GIVEN INFORMATION
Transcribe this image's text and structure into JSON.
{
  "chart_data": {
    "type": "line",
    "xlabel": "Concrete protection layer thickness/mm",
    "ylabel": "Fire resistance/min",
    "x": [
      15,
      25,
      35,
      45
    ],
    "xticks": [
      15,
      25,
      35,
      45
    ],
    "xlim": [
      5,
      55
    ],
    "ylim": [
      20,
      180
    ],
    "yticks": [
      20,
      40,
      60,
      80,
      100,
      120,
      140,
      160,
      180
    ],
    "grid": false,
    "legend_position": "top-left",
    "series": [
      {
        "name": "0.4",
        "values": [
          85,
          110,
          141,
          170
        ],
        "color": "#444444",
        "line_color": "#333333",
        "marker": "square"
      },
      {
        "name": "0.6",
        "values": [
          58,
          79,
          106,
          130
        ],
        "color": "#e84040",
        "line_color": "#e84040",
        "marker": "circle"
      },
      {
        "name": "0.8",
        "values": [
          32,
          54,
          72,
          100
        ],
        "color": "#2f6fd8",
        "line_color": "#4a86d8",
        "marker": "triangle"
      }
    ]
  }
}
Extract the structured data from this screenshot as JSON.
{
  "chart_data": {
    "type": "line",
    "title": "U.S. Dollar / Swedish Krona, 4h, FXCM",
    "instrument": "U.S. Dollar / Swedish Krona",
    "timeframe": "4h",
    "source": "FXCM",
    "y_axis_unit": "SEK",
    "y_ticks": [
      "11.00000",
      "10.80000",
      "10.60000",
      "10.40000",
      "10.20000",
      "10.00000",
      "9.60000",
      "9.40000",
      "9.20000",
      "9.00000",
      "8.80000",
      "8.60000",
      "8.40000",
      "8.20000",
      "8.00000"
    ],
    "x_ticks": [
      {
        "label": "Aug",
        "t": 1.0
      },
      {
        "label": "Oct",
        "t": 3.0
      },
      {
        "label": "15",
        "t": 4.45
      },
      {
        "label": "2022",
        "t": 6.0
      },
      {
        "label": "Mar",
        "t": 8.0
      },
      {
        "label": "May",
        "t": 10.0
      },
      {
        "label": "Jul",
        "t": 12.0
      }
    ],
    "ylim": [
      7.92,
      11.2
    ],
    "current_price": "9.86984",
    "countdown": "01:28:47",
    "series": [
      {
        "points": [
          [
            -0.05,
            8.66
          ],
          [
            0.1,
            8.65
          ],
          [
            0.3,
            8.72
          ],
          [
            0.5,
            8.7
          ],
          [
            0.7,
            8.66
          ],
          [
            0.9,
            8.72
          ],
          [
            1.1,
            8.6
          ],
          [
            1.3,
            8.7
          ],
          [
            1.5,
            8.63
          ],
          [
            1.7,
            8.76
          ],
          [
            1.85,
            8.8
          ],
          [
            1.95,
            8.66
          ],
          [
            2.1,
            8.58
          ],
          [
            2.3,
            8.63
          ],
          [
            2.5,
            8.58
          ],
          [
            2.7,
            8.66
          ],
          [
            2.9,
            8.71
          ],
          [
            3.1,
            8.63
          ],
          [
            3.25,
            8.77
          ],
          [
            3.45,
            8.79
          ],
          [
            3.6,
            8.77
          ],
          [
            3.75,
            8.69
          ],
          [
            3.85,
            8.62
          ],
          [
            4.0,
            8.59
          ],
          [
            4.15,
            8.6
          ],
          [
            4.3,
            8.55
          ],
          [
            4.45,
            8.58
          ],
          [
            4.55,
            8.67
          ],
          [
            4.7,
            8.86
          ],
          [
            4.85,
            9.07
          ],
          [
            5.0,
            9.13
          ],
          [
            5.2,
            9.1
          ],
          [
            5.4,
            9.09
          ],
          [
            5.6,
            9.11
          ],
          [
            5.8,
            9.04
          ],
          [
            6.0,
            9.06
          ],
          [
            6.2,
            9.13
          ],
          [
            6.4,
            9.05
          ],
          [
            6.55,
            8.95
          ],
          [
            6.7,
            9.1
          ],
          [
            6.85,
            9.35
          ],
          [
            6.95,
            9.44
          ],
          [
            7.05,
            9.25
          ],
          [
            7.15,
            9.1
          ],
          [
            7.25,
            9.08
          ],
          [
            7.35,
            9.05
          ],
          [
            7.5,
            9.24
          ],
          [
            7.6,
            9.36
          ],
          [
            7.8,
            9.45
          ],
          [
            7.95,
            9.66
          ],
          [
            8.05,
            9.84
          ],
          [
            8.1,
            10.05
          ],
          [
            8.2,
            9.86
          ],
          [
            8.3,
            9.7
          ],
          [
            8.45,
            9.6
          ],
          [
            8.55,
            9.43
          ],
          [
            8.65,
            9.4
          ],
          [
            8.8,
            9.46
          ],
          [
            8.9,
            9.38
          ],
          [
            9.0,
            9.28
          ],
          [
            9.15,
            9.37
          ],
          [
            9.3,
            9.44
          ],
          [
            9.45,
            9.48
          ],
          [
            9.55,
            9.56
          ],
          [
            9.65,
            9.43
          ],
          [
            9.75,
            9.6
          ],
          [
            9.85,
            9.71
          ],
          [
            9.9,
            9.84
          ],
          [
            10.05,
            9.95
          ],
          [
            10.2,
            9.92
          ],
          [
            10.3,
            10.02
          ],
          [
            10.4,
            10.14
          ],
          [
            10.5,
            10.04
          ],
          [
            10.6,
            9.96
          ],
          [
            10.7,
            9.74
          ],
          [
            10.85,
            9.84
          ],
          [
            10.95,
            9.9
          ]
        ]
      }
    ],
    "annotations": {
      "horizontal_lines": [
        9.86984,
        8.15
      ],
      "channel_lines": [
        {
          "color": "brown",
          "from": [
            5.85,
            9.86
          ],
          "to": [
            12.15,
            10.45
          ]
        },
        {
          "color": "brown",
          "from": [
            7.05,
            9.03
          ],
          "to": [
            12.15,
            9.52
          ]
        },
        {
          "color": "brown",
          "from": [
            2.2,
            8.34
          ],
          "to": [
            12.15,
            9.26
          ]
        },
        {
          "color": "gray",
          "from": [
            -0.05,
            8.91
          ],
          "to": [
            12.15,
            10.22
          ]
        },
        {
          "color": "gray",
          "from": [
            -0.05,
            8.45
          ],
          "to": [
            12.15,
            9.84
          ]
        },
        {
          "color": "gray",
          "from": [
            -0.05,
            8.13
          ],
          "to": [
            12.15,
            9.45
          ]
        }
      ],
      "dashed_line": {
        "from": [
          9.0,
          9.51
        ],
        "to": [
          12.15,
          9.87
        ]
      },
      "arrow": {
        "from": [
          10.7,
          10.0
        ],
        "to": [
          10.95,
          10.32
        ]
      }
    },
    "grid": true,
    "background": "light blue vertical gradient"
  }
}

THE PROBLEM
Write out every line from the records above, word for word.

FINAL RESULT
Transcribe this image's text and structure into JSON.
{
  "chart_data": {
    "type": "line",
    "xlabel": "Concrete protection layer thickness/mm",
    "ylabel": "Fire resistance/min",
    "x": [
      15,
      25,
      35,
      45
    ],
    "xticks": [
      15,
      25,
      35,
      45
    ],
    "xlim": [
      5,
      55
    ],
    "ylim": [
      20,
      180
    ],
    "yticks": [
      20,
      40,
      60,
      80,
      100,
      120,
      140,
      160,
      180
    ],
    "grid": false,
    "legend_position": "top-left",
    "series": [
      {
        "name": "0.4",
        "values": [
          85,
          110,
          141,
          170
        ],
        "color": "#444444",
        "line_color": "#333333",
        "marker": "square"
      },
      {
        "name": "0.6",
        "values": [
          58,
          79,
          106,
          130
        ],
        "color": "#e84040",
        "line_color": "#e84040",
        "marker": "circle"
      },
      {
        "name": "0.8",
        "values": [
          32,
          54,
          72,
          100
        ],
        "color": "#2f6fd8",
        "line_color": "#4a86d8",
        "marker": "triangle"
      }
    ]
  }
}
Extract the structured data from this screenshot as JSON.
{
  "chart_data": {
    "type": "line",
    "title": "U.S. Dollar / Swedish Krona, 4h, FXCM",
    "instrument": "U.S. Dollar / Swedish Krona",
    "timeframe": "4h",
    "source": "FXCM",
    "y_axis_unit": "SEK",
    "y_ticks": [
      "11.00000",
      "10.80000",
      "10.60000",
      "10.40000",
      "10.20000",
      "10.00000",
      "9.60000",
      "9.40000",
      "9.20000",
      "9.00000",
      "8.80000",
      "8.60000",
      "8.40000",
      "8.20000",
      "8.00000"
    ],
    "x_ticks": [
      {
        "label": "Aug",
        "t": 1.0
      },
      {
        "label": "Oct",
        "t": 3.0
      },
      {
        "label": "15",
        "t": 4.45
      },
      {
        "label": "2022",
        "t": 6.0
      },
      {
        "label": "Mar",
        "t": 8.0
      },
      {
        "label": "May",
        "t": 10.0
      },
      {
        "label": "Jul",
        "t": 12.0
      }
    ],
    "ylim": [
      7.92,
      11.2
    ],
    "current_price": "9.86984",
    "countdown": "01:28:47",
    "series": [
      {
        "points": [
          [
            -0.05,
            8.66
          ],
          [
            0.1,
            8.65
          ],
          [
            0.3,
            8.72
          ],
          [
            0.5,
            8.7
          ],
          [
            0.7,
            8.66
          ],
          [
            0.9,
            8.72
          ],
          [
            1.1,
            8.6
          ],
          [
            1.3,
            8.7
          ],
          [
            1.5,
            8.63
          ],
          [
            1.7,
            8.76
          ],
          [
            1.85,
            8.8
          ],
          [
            1.95,
            8.66
          ],
          [
            2.1,
            8.58
          ],
          [
            2.3,
            8.63
          ],
          [
            2.5,
            8.58
          ],
          [
            2.7,
            8.66
          ],
          [
            2.9,
            8.71
          ],
          [
            3.1,
            8.63
          ],
          [
            3.25,
            8.77
          ],
          [
            3.45,
            8.79
          ],
          [
            3.6,
            8.77
          ],
          [
            3.75,
            8.69
          ],
          [
            3.85,
            8.62
          ],
          [
            4.0,
            8.59
          ],
          [
            4.15,
            8.6
          ],
          [
            4.3,
            8.55
          ],
          [
            4.45,
            8.58
          ],
          [
            4.55,
            8.67
          ],
          [
            4.7,
            8.86
          ],
          [
            4.85,
            9.07
          ],
          [
            5.0,
            9.13
          ],
          [
            5.2,
            9.1
          ],
          [
            5.4,
            9.09
          ],
          [
            5.6,
            9.11
          ],
          [
            5.8,
            9.04
          ],
          [
            6.0,
            9.06
          ],
          [
            6.2,
            9.13
          ],
          [
            6.4,
            9.05
          ],
          [
            6.55,
            8.95
          ],
          [
            6.7,
            9.1
          ],
          [
            6.85,
            9.35
          ],
          [
            6.95,
            9.44
          ],
          [
            7.05,
            9.25
          ],
          [
            7.15,
            9.1
          ],
          [
            7.25,
            9.08
          ],
          [
            7.35,
            9.05
          ],
          [
            7.5,
            9.24
          ],
          [
            7.6,
            9.36
          ],
          [
            7.8,
            9.45
          ],
          [
            7.95,
            9.66
          ],
          [
            8.05,
            9.84
          ],
          [
            8.1,
            10.05
          ],
          [
            8.2,
            9.86
          ],
          [
            8.3,
            9.7
          ],
          [
            8.45,
            9.6
          ],
          [
            8.55,
            9.43
          ],
          [
            8.65,
            9.4
          ],
          [
            8.8,
            9.46
          ],
          [
            8.9,
            9.38
          ],
          [
            9.0,
            9.28
          ],
          [
            9.15,
            9.37
          ],
          [
            9.3,
            9.44
          ],
          [
            9.45,
            9.48
          ],
          [
            9.55,
            9.56
          ],
          [
            9.65,
            9.43
          ],
          [
            9.75,
            9.6
          ],
          [
            9.85,
            9.71
          ],
          [
            9.9,
            9.84
          ],
          [
            10.05,
            9.95
          ],
          [
            10.2,
            9.92
          ],
          [
            10.3,
            10.02
          ],
          [
            10.4,
            10.14
          ],
          [
            10.5,
            10.04
          ],
          [
            10.6,
            9.96
          ],
          [
            10.7,
            9.74
          ],
          [
            10.85,
            9.84
          ],
          [
            10.95,
            9.9
          ]
        ]
      }
    ],
    "annotations": {
      "horizontal_lines": [
        9.86984,
        8.15
      ],
      "channel_lines": [
        {
          "color": "brown",
          "from": [
            5.85,
            9.86
          ],
          "to": [
            12.15,
            10.45
          ]
        },
        {
          "color": "brown",
          "from": [
            7.05,
            9.03
          ],
          "to": [
            12.15,
            9.52
          ]
        },
        {
          "color": "brown",
          "from": [
            2.2,
            8.34
          ],
          "to": [
            12.15,
            9.26
          ]
        },
        {
          "color": "gray",
          "from": [
            -0.05,
            8.91
          ],
          "to": [
            12.15,
            10.22
          ]
        },
        {
          "color": "gray",
          "from": [
            -0.05,
            8.45
          ],
          "to": [
            12.15,
            9.84
          ]
        },
        {
          "color": "gray",
          "from": [
            -0.05,
            8.13
          ],
          "to": [
            12.15,
            9.45
          ]
        }
      ],
      "dashed_line": {
        "from": [
          9.0,
          9.51
        ],
        "to": [
          12.15,
          9.87
        ]
      },
      "arrow": {
        "from": [
          10.7,
          10.0
        ],
        "to": [
          10.95,
          10.32
        ]
      }
    },
    "grid": true,
    "background": "light blue vertical gradient"
  }
}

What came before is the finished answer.